= PROMPT =
Note how many lines hold "content" and report that number by itself.

┏━━

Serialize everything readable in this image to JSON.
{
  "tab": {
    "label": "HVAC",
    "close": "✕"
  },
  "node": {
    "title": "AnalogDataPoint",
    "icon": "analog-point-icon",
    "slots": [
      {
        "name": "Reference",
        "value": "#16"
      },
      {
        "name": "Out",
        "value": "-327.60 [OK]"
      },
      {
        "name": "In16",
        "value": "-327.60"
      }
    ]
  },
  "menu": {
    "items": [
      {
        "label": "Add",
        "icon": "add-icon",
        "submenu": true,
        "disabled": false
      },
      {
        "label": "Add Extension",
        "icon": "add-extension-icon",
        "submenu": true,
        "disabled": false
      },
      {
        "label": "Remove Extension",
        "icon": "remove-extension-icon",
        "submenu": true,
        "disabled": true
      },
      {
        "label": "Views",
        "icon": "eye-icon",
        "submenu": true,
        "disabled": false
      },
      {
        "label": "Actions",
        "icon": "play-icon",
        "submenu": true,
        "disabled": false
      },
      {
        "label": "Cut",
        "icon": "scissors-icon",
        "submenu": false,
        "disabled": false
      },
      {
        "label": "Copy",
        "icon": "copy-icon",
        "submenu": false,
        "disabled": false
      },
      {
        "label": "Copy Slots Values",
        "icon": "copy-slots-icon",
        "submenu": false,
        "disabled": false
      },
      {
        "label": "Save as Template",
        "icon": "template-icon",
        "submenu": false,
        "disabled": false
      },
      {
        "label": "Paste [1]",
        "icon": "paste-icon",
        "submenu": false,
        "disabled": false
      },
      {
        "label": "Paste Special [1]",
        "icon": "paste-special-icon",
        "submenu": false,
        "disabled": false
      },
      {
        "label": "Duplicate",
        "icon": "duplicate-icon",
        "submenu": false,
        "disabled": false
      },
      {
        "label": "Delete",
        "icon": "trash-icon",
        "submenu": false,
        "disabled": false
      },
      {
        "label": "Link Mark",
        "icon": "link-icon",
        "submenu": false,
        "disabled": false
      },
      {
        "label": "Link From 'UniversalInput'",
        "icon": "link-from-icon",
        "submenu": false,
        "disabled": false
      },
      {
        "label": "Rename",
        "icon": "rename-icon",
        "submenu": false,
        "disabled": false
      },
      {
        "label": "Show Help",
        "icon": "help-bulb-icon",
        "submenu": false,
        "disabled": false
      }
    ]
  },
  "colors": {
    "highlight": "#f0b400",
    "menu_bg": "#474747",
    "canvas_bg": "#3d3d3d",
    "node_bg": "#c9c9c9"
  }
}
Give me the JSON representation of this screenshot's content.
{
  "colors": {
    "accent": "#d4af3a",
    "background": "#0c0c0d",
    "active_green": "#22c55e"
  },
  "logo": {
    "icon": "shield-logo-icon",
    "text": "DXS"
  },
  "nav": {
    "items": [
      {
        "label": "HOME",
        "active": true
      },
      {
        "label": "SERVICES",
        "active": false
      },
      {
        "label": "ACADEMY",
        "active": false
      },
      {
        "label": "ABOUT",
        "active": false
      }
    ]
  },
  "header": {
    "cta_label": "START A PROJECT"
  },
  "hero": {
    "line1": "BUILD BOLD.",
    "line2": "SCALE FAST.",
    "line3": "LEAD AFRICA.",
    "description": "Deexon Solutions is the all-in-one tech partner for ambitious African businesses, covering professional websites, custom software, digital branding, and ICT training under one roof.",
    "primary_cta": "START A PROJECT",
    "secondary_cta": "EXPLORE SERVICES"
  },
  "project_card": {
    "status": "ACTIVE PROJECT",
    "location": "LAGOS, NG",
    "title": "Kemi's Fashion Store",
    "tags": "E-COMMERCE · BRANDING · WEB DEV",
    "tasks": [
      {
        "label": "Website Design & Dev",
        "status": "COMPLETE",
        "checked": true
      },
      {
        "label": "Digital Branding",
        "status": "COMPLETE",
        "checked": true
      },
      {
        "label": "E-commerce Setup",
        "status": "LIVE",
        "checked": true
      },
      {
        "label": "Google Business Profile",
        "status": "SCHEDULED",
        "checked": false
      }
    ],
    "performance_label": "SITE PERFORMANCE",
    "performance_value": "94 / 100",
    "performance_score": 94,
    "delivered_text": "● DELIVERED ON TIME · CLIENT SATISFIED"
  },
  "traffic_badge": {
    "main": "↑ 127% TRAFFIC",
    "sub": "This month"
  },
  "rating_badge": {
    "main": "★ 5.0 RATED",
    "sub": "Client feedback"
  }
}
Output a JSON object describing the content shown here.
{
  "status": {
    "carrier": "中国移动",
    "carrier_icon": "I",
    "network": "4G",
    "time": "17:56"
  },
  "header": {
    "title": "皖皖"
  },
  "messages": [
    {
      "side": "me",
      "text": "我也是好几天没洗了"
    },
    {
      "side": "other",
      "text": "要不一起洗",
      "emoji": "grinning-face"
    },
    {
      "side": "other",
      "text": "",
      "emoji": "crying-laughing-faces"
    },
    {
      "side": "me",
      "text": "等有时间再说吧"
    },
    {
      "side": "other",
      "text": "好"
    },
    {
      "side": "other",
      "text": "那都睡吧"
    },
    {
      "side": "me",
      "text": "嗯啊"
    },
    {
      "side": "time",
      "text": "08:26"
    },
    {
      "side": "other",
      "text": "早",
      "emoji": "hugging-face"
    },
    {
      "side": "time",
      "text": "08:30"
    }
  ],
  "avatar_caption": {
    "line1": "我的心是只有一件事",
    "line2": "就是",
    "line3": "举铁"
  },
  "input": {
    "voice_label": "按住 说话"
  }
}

┗━━

= TASK RESULT =
2